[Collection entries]
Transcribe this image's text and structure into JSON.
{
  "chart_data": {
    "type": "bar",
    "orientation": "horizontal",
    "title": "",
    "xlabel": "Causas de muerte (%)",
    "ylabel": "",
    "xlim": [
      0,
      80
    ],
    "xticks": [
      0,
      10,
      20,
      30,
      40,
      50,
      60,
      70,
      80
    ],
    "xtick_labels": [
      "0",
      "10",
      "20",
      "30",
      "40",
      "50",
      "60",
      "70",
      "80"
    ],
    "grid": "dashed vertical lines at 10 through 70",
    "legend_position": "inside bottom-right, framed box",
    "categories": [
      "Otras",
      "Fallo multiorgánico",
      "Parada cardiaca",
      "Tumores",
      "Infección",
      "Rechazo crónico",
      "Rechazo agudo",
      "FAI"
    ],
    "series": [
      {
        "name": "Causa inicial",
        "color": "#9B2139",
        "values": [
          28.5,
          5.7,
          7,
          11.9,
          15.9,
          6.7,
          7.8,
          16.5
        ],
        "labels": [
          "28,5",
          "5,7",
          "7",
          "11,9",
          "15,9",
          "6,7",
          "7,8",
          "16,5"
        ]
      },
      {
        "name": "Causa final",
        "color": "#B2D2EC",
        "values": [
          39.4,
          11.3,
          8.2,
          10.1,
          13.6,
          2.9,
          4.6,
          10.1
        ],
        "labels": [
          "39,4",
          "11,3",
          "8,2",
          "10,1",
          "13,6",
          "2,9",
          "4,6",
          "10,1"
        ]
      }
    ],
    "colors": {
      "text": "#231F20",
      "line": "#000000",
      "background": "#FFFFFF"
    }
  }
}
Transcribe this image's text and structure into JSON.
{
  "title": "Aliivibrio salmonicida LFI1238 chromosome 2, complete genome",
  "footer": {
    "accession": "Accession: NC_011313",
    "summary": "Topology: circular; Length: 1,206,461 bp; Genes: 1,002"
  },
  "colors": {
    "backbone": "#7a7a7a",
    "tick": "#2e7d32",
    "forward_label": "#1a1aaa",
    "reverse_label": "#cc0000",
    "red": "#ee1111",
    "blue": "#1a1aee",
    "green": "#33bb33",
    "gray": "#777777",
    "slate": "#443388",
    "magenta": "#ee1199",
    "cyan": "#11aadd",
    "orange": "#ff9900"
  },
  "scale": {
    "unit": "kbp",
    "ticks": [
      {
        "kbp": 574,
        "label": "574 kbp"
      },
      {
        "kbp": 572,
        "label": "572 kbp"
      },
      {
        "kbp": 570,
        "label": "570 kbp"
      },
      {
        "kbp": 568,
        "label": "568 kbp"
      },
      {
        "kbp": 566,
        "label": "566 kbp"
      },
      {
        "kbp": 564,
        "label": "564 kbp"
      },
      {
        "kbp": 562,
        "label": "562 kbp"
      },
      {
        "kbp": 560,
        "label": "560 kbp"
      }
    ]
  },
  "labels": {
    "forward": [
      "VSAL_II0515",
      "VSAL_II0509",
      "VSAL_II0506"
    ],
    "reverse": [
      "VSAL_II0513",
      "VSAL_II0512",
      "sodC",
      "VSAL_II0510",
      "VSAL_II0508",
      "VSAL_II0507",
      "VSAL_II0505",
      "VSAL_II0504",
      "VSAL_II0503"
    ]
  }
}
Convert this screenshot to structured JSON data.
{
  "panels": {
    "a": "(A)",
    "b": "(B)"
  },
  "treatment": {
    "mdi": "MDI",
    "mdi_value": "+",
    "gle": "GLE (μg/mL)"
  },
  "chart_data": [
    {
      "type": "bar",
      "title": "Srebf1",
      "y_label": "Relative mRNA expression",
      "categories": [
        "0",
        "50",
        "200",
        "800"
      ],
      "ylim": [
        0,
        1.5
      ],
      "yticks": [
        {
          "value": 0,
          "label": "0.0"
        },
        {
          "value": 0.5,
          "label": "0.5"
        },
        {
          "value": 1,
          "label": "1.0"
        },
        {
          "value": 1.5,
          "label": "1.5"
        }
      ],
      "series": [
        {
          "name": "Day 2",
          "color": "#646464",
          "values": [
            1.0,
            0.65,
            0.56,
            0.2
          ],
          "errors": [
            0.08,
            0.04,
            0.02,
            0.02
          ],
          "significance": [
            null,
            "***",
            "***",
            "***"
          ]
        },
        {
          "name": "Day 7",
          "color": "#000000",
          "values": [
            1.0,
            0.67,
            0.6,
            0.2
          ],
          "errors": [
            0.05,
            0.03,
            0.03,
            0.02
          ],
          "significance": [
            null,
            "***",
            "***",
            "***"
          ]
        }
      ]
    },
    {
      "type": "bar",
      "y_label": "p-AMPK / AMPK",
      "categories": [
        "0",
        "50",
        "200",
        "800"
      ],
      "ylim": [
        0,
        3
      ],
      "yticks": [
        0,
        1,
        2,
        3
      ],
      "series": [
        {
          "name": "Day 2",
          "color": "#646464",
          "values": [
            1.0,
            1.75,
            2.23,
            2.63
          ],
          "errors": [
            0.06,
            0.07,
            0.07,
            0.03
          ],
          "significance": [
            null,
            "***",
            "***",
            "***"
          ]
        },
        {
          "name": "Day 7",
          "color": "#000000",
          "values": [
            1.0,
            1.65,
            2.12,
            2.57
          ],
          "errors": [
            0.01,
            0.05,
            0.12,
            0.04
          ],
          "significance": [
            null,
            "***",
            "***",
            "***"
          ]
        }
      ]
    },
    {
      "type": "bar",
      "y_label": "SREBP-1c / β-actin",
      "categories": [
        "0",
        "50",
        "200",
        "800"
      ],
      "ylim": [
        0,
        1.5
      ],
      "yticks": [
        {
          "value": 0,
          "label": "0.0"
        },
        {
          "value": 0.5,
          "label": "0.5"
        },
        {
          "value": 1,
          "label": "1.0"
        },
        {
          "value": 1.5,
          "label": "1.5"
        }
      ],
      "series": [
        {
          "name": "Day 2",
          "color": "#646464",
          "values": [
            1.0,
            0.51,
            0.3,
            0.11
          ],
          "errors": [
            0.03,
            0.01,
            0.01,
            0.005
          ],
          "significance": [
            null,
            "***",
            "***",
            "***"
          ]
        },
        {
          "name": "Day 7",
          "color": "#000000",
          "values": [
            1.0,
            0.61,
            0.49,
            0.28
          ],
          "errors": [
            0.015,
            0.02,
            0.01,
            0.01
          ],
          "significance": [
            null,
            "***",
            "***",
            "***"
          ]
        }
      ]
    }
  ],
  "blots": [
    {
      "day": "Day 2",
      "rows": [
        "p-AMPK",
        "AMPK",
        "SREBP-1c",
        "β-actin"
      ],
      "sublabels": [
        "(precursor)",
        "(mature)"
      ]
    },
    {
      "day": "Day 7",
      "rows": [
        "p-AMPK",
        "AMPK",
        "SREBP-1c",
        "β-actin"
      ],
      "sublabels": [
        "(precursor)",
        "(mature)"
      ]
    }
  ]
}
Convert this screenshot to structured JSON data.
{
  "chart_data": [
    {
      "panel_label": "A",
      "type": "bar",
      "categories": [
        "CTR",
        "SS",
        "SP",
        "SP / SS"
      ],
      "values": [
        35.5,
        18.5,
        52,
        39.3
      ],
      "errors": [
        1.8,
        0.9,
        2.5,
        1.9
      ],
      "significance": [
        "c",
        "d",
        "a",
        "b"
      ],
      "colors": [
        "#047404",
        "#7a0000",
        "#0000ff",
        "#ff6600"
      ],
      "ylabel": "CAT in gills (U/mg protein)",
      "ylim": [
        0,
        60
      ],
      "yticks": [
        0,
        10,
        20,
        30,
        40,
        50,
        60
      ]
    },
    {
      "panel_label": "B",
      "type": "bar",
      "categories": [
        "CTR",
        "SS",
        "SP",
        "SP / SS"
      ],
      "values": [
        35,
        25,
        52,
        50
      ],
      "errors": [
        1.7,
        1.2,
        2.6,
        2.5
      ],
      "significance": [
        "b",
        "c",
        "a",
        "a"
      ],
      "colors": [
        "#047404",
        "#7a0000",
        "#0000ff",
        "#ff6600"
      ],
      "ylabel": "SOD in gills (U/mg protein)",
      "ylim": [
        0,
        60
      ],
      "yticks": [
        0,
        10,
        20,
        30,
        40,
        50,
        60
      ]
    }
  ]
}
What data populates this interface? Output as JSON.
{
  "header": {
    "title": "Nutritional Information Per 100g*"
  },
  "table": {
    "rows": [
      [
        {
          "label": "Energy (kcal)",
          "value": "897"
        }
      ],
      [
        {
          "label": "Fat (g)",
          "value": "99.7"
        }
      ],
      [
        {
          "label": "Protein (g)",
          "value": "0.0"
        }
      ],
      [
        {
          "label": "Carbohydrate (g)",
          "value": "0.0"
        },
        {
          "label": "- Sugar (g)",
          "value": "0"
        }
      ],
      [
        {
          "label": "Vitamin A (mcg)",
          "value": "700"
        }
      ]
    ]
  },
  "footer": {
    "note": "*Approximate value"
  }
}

** Exercise directions **
Copy out every line in the records where the word "ylabel" is found.

** Response area **
    "ylabel": "",
      "ylabel": "CAT in gills (U/mg protein)",
      "ylabel": "SOD in gills (U/mg protein)",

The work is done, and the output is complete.